### SUPPLIED DATA

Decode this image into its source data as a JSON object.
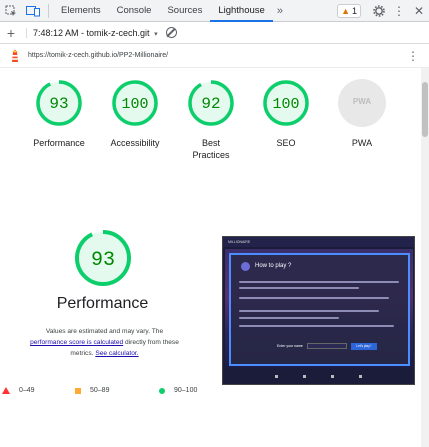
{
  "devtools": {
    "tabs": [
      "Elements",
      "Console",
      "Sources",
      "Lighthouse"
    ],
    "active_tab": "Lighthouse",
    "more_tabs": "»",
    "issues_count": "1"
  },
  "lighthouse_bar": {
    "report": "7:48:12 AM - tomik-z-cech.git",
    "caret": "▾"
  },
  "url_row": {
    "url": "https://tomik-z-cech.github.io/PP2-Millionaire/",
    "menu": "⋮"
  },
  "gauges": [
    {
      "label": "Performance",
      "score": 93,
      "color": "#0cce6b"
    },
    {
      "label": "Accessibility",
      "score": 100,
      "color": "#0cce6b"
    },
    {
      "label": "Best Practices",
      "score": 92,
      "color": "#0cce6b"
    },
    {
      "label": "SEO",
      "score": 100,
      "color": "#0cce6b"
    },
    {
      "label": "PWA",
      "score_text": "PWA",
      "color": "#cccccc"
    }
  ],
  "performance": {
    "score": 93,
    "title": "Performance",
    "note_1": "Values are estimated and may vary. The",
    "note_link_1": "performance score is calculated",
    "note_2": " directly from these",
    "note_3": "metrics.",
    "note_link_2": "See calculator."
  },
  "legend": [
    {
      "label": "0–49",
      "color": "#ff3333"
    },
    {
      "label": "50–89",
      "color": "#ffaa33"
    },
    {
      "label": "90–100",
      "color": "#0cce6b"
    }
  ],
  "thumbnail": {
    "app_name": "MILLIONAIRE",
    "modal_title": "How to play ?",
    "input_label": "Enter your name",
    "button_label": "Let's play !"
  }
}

######

OBJECTIVE: Quote in full the listing given above; the images are to be left out.

IN RESPONSE:
Decode this image into its source data as a JSON object.
{
  "devtools": {
    "tabs": [
      "Elements",
      "Console",
      "Sources",
      "Lighthouse"
    ],
    "active_tab": "Lighthouse",
    "more_tabs": "»",
    "issues_count": "1"
  },
  "lighthouse_bar": {
    "report": "7:48:12 AM - tomik-z-cech.git",
    "caret": "▾"
  },
  "url_row": {
    "url": "https://tomik-z-cech.github.io/PP2-Millionaire/",
    "menu": "⋮"
  },
  "gauges": [
    {
      "label": "Performance",
      "score": 93,
      "color": "#0cce6b"
    },
    {
      "label": "Accessibility",
      "score": 100,
      "color": "#0cce6b"
    },
    {
      "label": "Best Practices",
      "score": 92,
      "color": "#0cce6b"
    },
    {
      "label": "SEO",
      "score": 100,
      "color": "#0cce6b"
    },
    {
      "label": "PWA",
      "score_text": "PWA",
      "color": "#cccccc"
    }
  ],
  "performance": {
    "score": 93,
    "title": "Performance",
    "note_1": "Values are estimated and may vary. The",
    "note_link_1": "performance score is calculated",
    "note_2": " directly from these",
    "note_3": "metrics.",
    "note_link_2": "See calculator."
  },
  "legend": [
    {
      "label": "0–49",
      "color": "#ff3333"
    },
    {
      "label": "50–89",
      "color": "#ffaa33"
    },
    {
      "label": "90–100",
      "color": "#0cce6b"
    }
  ],
  "thumbnail": {
    "app_name": "MILLIONAIRE",
    "modal_title": "How to play ?",
    "input_label": "Enter your name",
    "button_label": "Let's play !"
  }
}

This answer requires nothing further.